_Problem requirements_
Pull out each line of the records holding the string "Trip".

— Begin Records for the task —

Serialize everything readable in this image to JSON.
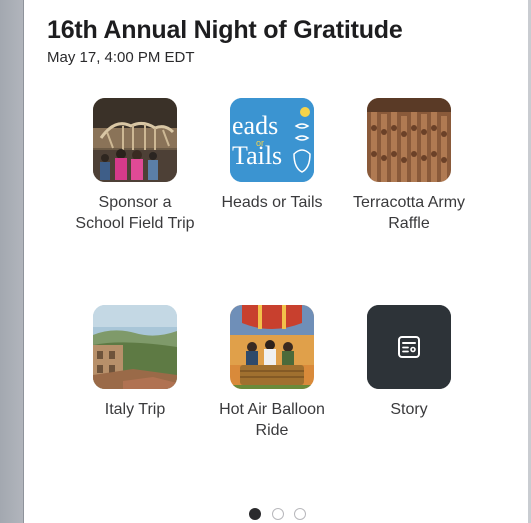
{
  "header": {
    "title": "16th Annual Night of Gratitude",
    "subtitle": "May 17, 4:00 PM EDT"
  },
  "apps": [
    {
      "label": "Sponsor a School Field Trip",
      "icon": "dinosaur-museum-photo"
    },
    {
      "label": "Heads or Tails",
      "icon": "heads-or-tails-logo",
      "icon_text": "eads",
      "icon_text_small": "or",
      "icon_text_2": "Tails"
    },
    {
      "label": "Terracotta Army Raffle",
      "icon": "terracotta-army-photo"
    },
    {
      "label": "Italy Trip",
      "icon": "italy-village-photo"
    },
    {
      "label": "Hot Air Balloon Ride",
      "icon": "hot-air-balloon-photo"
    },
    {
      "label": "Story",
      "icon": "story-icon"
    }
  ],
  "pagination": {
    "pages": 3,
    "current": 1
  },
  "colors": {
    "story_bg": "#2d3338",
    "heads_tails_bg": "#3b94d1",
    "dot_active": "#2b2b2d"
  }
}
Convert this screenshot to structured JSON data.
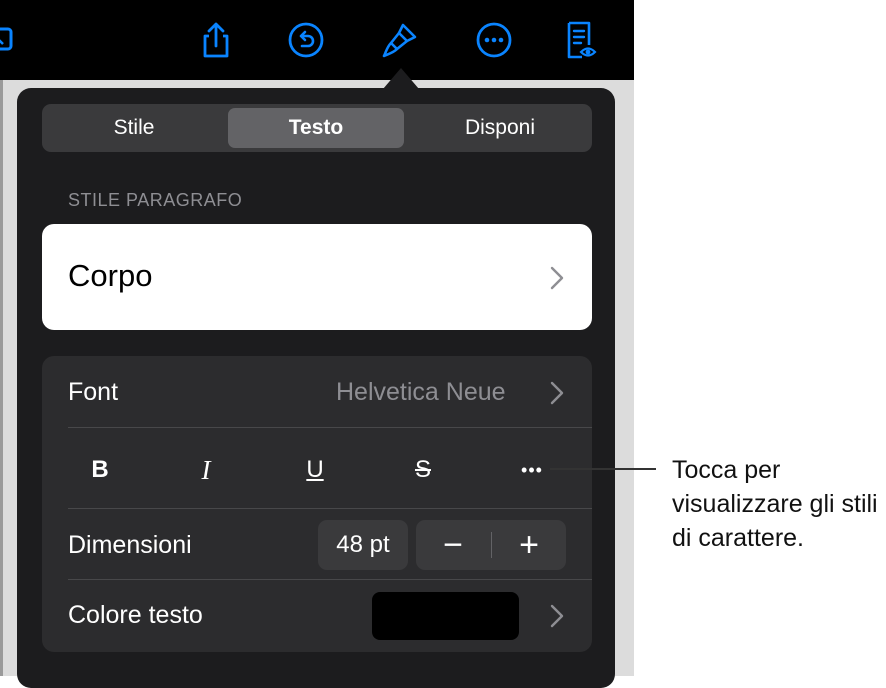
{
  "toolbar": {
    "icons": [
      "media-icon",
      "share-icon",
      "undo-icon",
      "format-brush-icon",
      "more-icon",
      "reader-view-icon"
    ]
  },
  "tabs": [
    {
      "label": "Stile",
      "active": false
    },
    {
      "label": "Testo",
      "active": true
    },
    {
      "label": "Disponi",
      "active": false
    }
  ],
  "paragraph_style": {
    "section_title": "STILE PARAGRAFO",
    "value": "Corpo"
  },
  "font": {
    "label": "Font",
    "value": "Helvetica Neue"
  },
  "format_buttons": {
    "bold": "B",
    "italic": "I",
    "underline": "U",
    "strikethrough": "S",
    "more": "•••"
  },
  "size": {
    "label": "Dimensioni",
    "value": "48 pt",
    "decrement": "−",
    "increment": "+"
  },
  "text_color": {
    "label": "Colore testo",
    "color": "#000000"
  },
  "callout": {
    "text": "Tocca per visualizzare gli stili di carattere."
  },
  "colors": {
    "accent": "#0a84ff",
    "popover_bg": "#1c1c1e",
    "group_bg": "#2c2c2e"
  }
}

— End Records for the task —
— Begin Records for the task —

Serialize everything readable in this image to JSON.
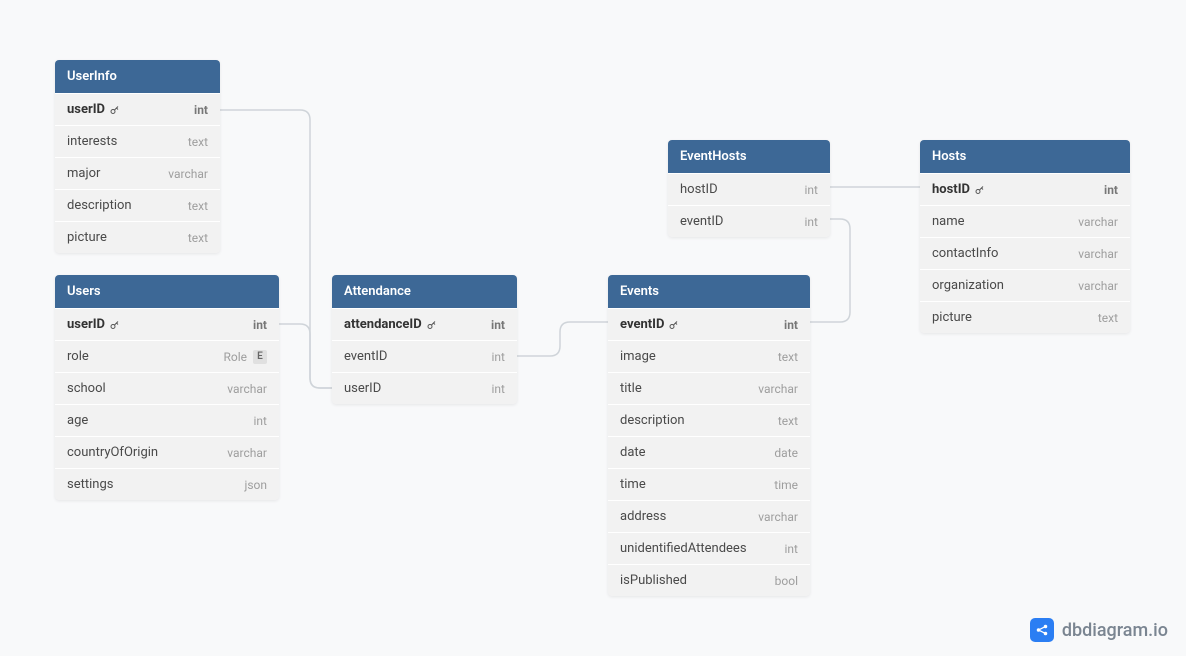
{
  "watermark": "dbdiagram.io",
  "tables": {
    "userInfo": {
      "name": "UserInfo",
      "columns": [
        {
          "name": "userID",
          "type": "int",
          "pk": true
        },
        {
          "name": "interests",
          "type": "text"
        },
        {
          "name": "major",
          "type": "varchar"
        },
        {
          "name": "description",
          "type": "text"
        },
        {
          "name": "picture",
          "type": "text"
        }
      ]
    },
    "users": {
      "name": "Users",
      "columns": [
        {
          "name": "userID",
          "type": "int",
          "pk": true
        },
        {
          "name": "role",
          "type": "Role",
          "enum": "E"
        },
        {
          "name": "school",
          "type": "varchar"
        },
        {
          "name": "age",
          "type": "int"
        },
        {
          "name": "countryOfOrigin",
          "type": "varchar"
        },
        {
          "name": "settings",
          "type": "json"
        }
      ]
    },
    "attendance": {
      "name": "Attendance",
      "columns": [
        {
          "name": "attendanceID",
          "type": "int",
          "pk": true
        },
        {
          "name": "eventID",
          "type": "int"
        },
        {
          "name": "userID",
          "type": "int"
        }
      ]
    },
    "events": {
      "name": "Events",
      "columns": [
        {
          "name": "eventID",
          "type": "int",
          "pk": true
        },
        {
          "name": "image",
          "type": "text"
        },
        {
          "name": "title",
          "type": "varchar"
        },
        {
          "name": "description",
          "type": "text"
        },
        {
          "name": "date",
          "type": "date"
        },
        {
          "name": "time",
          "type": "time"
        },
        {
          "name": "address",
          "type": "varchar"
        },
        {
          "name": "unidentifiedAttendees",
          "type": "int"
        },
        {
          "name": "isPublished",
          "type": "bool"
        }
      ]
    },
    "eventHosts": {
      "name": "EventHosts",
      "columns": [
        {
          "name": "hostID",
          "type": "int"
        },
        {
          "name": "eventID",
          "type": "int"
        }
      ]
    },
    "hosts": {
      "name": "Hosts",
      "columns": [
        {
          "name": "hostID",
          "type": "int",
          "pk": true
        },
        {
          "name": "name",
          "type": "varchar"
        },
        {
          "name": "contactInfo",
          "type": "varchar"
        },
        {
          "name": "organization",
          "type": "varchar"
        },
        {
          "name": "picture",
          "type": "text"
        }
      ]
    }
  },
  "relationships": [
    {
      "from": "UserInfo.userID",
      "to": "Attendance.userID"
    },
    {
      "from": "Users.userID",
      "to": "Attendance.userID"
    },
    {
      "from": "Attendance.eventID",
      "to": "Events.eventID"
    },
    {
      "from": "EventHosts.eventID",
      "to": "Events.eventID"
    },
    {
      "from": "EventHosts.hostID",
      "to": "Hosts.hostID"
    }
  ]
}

— End Records for the task —

_Solution to the exercise_
      "label": "Sponsor a School Field Trip",
      "label": "Italy Trip",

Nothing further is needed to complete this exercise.